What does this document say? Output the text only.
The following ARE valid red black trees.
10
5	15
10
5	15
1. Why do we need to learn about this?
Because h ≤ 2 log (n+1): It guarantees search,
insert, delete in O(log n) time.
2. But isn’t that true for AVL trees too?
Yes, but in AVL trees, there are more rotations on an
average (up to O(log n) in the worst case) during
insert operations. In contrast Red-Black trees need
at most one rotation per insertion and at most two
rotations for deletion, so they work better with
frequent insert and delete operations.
****
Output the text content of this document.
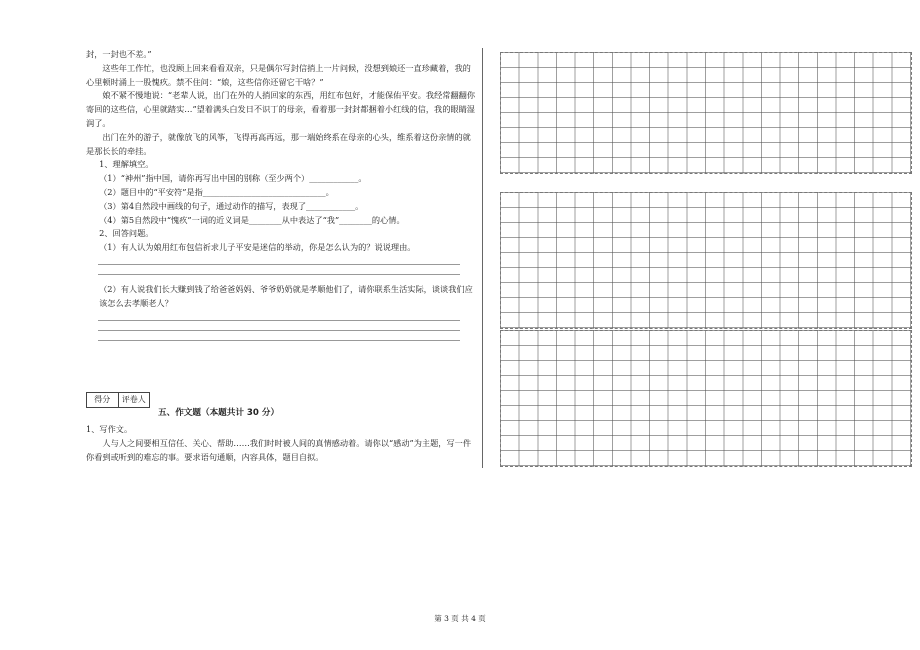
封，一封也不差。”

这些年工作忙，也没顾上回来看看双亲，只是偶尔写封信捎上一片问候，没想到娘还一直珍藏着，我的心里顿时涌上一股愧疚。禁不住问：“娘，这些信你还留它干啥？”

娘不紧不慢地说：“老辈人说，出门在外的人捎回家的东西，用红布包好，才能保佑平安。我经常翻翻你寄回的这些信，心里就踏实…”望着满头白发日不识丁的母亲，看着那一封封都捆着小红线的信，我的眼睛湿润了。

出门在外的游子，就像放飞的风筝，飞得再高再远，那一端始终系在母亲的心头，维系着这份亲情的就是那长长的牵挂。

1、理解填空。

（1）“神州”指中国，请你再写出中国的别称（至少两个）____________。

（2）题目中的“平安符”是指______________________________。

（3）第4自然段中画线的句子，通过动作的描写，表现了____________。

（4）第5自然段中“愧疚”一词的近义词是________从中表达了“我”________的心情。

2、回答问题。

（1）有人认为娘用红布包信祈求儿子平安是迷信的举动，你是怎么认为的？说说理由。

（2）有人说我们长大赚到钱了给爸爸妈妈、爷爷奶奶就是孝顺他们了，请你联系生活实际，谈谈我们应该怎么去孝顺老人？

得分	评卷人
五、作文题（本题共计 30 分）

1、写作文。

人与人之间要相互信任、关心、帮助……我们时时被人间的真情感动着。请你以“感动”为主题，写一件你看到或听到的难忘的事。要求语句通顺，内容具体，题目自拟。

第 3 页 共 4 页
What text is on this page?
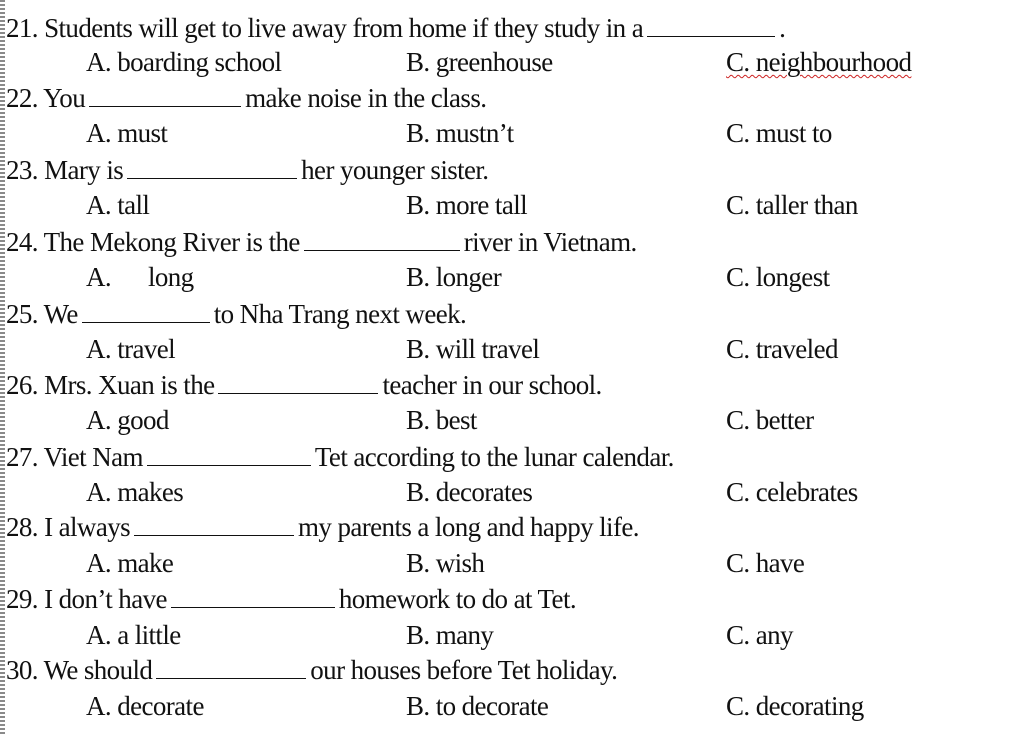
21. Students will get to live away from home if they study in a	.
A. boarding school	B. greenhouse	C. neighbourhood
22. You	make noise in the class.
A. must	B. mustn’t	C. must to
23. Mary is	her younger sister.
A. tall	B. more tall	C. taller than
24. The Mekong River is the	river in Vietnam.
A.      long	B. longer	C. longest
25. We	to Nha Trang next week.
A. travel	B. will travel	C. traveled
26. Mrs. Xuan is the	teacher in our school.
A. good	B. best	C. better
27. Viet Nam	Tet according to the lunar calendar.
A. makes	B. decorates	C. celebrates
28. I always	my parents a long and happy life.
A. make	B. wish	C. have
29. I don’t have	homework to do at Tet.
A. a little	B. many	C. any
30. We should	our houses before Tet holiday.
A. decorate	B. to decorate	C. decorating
****
EXERCISE BRIEF:
Show all lines from the listing above in which "they" appears.

WRITTEN ANSWER:
rotations for deletion, so they work better with
21. Students will get to live away from home if they study in a	.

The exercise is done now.